* _Given instruction_:
Each entry below is to be given again word for word, with no pictures.

## Begin

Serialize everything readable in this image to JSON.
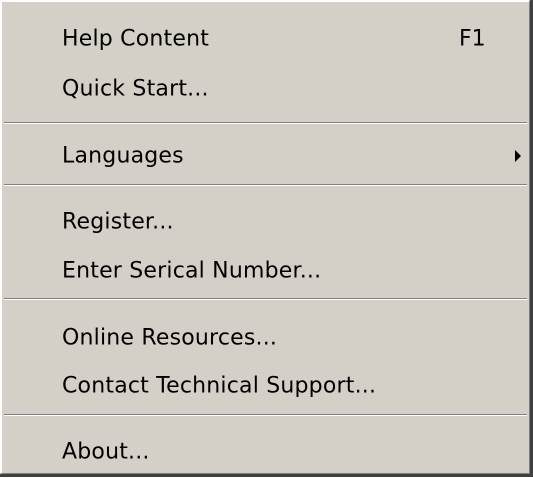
{
  "menu": {
    "items": [
      {
        "label": "Help Content",
        "shortcut": "F1"
      },
      {
        "label": "Quick Start..."
      },
      {
        "label": "Languages",
        "has_submenu": true
      },
      {
        "label": "Register..."
      },
      {
        "label": "Enter Serical Number..."
      },
      {
        "label": "Online Resources..."
      },
      {
        "label": "Contact Technical Support..."
      },
      {
        "label": "About..."
      }
    ]
  },
  "colors": {
    "menu_background": "#d4d0c8",
    "separator_dark": "#808080",
    "separator_light": "#ffffff",
    "text": "#000000"
  },
  "icons": {
    "submenu_arrow": "triangle-right-icon"
  }
}
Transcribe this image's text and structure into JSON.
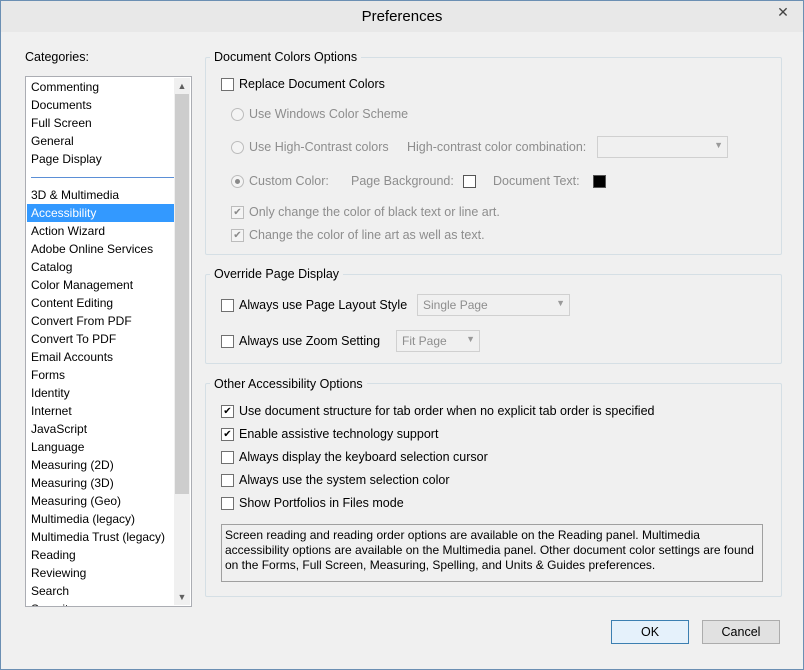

## End

* _Solution to the exercise_:
Serialize everything readable in this image to JSON.
{
  "menu": {
    "items": [
      {
        "label": "Help Content",
        "shortcut": "F1"
      },
      {
        "label": "Quick Start..."
      },
      {
        "label": "Languages",
        "has_submenu": true
      },
      {
        "label": "Register..."
      },
      {
        "label": "Enter Serical Number..."
      },
      {
        "label": "Online Resources..."
      },
      {
        "label": "Contact Technical Support..."
      },
      {
        "label": "About..."
      }
    ]
  },
  "colors": {
    "menu_background": "#d4d0c8",
    "separator_dark": "#808080",
    "separator_light": "#ffffff",
    "text": "#000000"
  },
  "icons": {
    "submenu_arrow": "triangle-right-icon"
  }
}
Transcribe this image's text and structure into JSON.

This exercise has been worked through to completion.